Data extracted from a collection
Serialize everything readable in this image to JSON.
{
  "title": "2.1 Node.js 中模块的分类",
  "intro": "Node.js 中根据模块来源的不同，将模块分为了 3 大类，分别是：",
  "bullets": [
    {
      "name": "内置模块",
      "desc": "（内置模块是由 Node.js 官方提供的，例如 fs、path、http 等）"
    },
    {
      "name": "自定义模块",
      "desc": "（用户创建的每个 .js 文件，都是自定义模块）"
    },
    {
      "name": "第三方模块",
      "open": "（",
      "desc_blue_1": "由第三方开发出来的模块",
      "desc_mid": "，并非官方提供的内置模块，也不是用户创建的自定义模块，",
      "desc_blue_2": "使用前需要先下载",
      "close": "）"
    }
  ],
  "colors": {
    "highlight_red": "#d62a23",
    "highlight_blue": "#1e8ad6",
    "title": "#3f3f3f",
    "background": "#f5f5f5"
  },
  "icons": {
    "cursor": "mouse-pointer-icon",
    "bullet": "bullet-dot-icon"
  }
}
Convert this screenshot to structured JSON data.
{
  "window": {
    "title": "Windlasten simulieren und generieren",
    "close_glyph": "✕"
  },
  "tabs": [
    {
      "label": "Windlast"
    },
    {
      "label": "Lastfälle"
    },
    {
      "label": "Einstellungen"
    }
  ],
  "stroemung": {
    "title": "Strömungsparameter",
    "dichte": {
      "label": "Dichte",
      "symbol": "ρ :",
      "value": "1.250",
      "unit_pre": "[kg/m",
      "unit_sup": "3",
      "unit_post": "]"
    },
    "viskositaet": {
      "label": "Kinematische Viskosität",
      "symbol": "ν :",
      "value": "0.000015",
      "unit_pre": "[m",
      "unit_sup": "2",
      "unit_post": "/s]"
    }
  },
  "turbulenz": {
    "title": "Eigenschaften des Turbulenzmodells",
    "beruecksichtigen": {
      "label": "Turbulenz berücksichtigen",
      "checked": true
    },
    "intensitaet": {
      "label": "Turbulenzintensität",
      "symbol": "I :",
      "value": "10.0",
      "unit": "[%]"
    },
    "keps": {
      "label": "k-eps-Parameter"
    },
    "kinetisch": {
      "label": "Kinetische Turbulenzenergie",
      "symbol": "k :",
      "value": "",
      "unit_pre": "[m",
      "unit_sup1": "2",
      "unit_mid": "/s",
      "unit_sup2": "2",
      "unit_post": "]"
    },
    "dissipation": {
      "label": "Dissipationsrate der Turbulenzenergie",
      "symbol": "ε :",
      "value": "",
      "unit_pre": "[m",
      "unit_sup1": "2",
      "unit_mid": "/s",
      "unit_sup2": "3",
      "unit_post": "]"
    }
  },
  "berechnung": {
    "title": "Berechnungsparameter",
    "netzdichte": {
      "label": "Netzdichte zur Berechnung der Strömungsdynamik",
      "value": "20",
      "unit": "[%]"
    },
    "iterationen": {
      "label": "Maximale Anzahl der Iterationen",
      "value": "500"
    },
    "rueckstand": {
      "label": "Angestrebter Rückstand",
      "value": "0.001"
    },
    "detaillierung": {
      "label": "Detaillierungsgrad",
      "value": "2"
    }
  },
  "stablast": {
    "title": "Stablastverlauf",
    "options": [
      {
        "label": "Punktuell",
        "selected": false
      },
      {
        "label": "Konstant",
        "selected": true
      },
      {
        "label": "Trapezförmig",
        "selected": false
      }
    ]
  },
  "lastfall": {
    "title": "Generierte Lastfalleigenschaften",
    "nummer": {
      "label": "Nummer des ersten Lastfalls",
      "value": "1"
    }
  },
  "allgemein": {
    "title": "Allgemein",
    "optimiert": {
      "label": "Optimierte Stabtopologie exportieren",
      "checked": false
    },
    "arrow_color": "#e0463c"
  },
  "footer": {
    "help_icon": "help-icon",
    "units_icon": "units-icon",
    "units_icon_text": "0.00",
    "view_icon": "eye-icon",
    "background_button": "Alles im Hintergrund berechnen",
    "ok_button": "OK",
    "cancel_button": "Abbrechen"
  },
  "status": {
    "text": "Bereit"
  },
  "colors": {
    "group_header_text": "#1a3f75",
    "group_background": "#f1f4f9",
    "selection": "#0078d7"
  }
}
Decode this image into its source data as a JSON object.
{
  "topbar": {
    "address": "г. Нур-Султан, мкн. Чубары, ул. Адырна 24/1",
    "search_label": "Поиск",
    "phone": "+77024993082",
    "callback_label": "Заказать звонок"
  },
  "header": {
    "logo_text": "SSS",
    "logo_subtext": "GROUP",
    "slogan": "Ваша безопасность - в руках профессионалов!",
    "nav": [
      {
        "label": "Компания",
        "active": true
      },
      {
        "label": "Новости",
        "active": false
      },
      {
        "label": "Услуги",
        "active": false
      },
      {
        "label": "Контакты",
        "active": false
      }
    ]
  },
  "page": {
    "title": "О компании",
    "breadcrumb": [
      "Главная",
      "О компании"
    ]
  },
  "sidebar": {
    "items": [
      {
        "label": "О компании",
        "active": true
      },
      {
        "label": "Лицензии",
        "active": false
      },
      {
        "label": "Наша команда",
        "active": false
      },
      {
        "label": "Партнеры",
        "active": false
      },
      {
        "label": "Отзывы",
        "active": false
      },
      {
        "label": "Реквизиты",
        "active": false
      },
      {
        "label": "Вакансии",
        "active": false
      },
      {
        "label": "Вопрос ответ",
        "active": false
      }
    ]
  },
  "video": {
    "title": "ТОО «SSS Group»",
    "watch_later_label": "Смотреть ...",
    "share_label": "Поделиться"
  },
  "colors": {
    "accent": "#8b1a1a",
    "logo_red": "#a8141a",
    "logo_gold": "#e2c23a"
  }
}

> TASK DIRECTIONS: All entries shown above should be printed again exactly.

> RESULT FOR THIS EXERCISE:
Serialize everything readable in this image to JSON.
{
  "title": "2.1 Node.js 中模块的分类",
  "intro": "Node.js 中根据模块来源的不同，将模块分为了 3 大类，分别是：",
  "bullets": [
    {
      "name": "内置模块",
      "desc": "（内置模块是由 Node.js 官方提供的，例如 fs、path、http 等）"
    },
    {
      "name": "自定义模块",
      "desc": "（用户创建的每个 .js 文件，都是自定义模块）"
    },
    {
      "name": "第三方模块",
      "open": "（",
      "desc_blue_1": "由第三方开发出来的模块",
      "desc_mid": "，并非官方提供的内置模块，也不是用户创建的自定义模块，",
      "desc_blue_2": "使用前需要先下载",
      "close": "）"
    }
  ],
  "colors": {
    "highlight_red": "#d62a23",
    "highlight_blue": "#1e8ad6",
    "title": "#3f3f3f",
    "background": "#f5f5f5"
  },
  "icons": {
    "cursor": "mouse-pointer-icon",
    "bullet": "bullet-dot-icon"
  }
}
Convert this screenshot to structured JSON data.
{
  "window": {
    "title": "Windlasten simulieren und generieren",
    "close_glyph": "✕"
  },
  "tabs": [
    {
      "label": "Windlast"
    },
    {
      "label": "Lastfälle"
    },
    {
      "label": "Einstellungen"
    }
  ],
  "stroemung": {
    "title": "Strömungsparameter",
    "dichte": {
      "label": "Dichte",
      "symbol": "ρ :",
      "value": "1.250",
      "unit_pre": "[kg/m",
      "unit_sup": "3",
      "unit_post": "]"
    },
    "viskositaet": {
      "label": "Kinematische Viskosität",
      "symbol": "ν :",
      "value": "0.000015",
      "unit_pre": "[m",
      "unit_sup": "2",
      "unit_post": "/s]"
    }
  },
  "turbulenz": {
    "title": "Eigenschaften des Turbulenzmodells",
    "beruecksichtigen": {
      "label": "Turbulenz berücksichtigen",
      "checked": true
    },
    "intensitaet": {
      "label": "Turbulenzintensität",
      "symbol": "I :",
      "value": "10.0",
      "unit": "[%]"
    },
    "keps": {
      "label": "k-eps-Parameter"
    },
    "kinetisch": {
      "label": "Kinetische Turbulenzenergie",
      "symbol": "k :",
      "value": "",
      "unit_pre": "[m",
      "unit_sup1": "2",
      "unit_mid": "/s",
      "unit_sup2": "2",
      "unit_post": "]"
    },
    "dissipation": {
      "label": "Dissipationsrate der Turbulenzenergie",
      "symbol": "ε :",
      "value": "",
      "unit_pre": "[m",
      "unit_sup1": "2",
      "unit_mid": "/s",
      "unit_sup2": "3",
      "unit_post": "]"
    }
  },
  "berechnung": {
    "title": "Berechnungsparameter",
    "netzdichte": {
      "label": "Netzdichte zur Berechnung der Strömungsdynamik",
      "value": "20",
      "unit": "[%]"
    },
    "iterationen": {
      "label": "Maximale Anzahl der Iterationen",
      "value": "500"
    },
    "rueckstand": {
      "label": "Angestrebter Rückstand",
      "value": "0.001"
    },
    "detaillierung": {
      "label": "Detaillierungsgrad",
      "value": "2"
    }
  },
  "stablast": {
    "title": "Stablastverlauf",
    "options": [
      {
        "label": "Punktuell",
        "selected": false
      },
      {
        "label": "Konstant",
        "selected": true
      },
      {
        "label": "Trapezförmig",
        "selected": false
      }
    ]
  },
  "lastfall": {
    "title": "Generierte Lastfalleigenschaften",
    "nummer": {
      "label": "Nummer des ersten Lastfalls",
      "value": "1"
    }
  },
  "allgemein": {
    "title": "Allgemein",
    "optimiert": {
      "label": "Optimierte Stabtopologie exportieren",
      "checked": false
    },
    "arrow_color": "#e0463c"
  },
  "footer": {
    "help_icon": "help-icon",
    "units_icon": "units-icon",
    "units_icon_text": "0.00",
    "view_icon": "eye-icon",
    "background_button": "Alles im Hintergrund berechnen",
    "ok_button": "OK",
    "cancel_button": "Abbrechen"
  },
  "status": {
    "text": "Bereit"
  },
  "colors": {
    "group_header_text": "#1a3f75",
    "group_background": "#f1f4f9",
    "selection": "#0078d7"
  }
}
Decode this image into its source data as a JSON object.
{
  "topbar": {
    "address": "г. Нур-Султан, мкн. Чубары, ул. Адырна 24/1",
    "search_label": "Поиск",
    "phone": "+77024993082",
    "callback_label": "Заказать звонок"
  },
  "header": {
    "logo_text": "SSS",
    "logo_subtext": "GROUP",
    "slogan": "Ваша безопасность - в руках профессионалов!",
    "nav": [
      {
        "label": "Компания",
        "active": true
      },
      {
        "label": "Новости",
        "active": false
      },
      {
        "label": "Услуги",
        "active": false
      },
      {
        "label": "Контакты",
        "active": false
      }
    ]
  },
  "page": {
    "title": "О компании",
    "breadcrumb": [
      "Главная",
      "О компании"
    ]
  },
  "sidebar": {
    "items": [
      {
        "label": "О компании",
        "active": true
      },
      {
        "label": "Лицензии",
        "active": false
      },
      {
        "label": "Наша команда",
        "active": false
      },
      {
        "label": "Партнеры",
        "active": false
      },
      {
        "label": "Отзывы",
        "active": false
      },
      {
        "label": "Реквизиты",
        "active": false
      },
      {
        "label": "Вакансии",
        "active": false
      },
      {
        "label": "Вопрос ответ",
        "active": false
      }
    ]
  },
  "video": {
    "title": "ТОО «SSS Group»",
    "watch_later_label": "Смотреть ...",
    "share_label": "Поделиться"
  },
  "colors": {
    "accent": "#8b1a1a",
    "logo_red": "#a8141a",
    "logo_gold": "#e2c23a"
  }
}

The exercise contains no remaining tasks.